Passage:
»»
It is worth noting that many clinicopathologic factors were excluded from the pooled meta-analysis, which were significant risk factors in the individual included studies due to the insufficient amounts of eligible researches and the inconsistent definition of the same clinicopathologic factors. For example, age was investigated as a significant independent risk factor for CLNM in 5 included studies of our meta-analysis. However, the definitions of age contained 45 years and 50 years. According to existing studies, age was associated with aggressiveness of PTC, such as CLNM, LLNM, vascular invasion, and ETE [32, 33]. Niemann, A.C et al.  reported a multivariate analysis in a cohort of 632 patients and revealed that PTC patients aged < 25 years or aged > 75 years exhibited higher rates of aggressive histopathologic features compared to patients aged between 25 and 75 years. Oh HS  et al. also found that younger age was an independent predictor of large-volume CLNM in CN0 PTC. All of the above findings indicate that age may be a valuable candidate predictor for CLNM in CN0 PTMC. Further high-quality researches focusing on the effects of age with consistent definition are needed. Moreover, despite 10 studies that identified tumor size as an independent risk of CLNM in CN0 PTMC, only 5 studies were included in the final meta-analysis due to the inconsistent definitions of split points of tumor size, which contained 5 mm, 5.75 mm, 6 mm, and 7 mm. The insufficient quantity of the eligible studies may affect the accuracy of the OR value. Furthermore, bilateral, capsule involvement, tumor location, and HT were all excluded from the pooled meta-analysis, since not meeting the minimum criteria of 3 available studies. Tumor location and HT may be attractive predictors of CLNM in PTMC. Feng et al. and Zhang et al. revealed that superior localization of the tumor increased the risk of CLNM by 2.37-folds and 1.81-folds, respectively. The superior location of the tumor was not only associated with a high risk of CLNM but also might relate to skipping LLNM leaping over the central cervical compartment . Our previous research had revealed that the effects of HT on CLNM in PTC depended on the different types of thyroid antibody status, suggesting that the cross talk between HT and PTC involves more complex mechanisms .
««
Tasks to complete:
**1.** Translate this sentence from the passage on lymph node metastasis risk factors into Spanish: "Further high-quality researches focusing on the effects of age with consistent definition are needed."
**2.** In the passage on lymph node metastasis risk factors, 10 studies identified tumor size as an independent risk of CLNM in CN0 PTMC. Explain why only 5 of them went into the final meta-analysis.
Use only the passage itself to respond.

Information given:
»»
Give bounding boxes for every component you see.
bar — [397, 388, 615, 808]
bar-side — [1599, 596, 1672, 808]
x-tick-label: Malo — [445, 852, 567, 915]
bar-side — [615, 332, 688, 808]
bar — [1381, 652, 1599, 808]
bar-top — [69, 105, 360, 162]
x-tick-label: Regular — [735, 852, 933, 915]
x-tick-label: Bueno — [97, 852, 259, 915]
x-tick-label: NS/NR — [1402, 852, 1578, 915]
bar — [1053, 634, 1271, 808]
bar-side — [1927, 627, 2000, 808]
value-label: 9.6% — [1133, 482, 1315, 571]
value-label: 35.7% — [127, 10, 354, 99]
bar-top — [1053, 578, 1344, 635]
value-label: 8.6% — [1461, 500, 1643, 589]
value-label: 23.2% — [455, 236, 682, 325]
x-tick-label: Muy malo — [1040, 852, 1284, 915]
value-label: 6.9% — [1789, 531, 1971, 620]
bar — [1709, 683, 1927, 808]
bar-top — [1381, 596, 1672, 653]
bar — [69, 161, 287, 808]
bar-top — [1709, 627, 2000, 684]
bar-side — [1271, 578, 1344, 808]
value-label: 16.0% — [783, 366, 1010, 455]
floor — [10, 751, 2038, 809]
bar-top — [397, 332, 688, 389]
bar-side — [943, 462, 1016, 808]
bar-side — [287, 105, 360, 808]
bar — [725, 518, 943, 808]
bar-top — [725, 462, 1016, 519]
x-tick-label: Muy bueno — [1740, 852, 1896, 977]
««
Solved problems:
**1.** Se necesitan más investigaciones de alta calidad centradas en los efectos de la edad con una definición coherente.

**2.** The studies defined the split points of tumor size inconsistently, using 5 mm, 5.75 mm, 6 mm, and 7 mm. Because of this, only 5 of the 10 studies could be included in the final meta-analysis.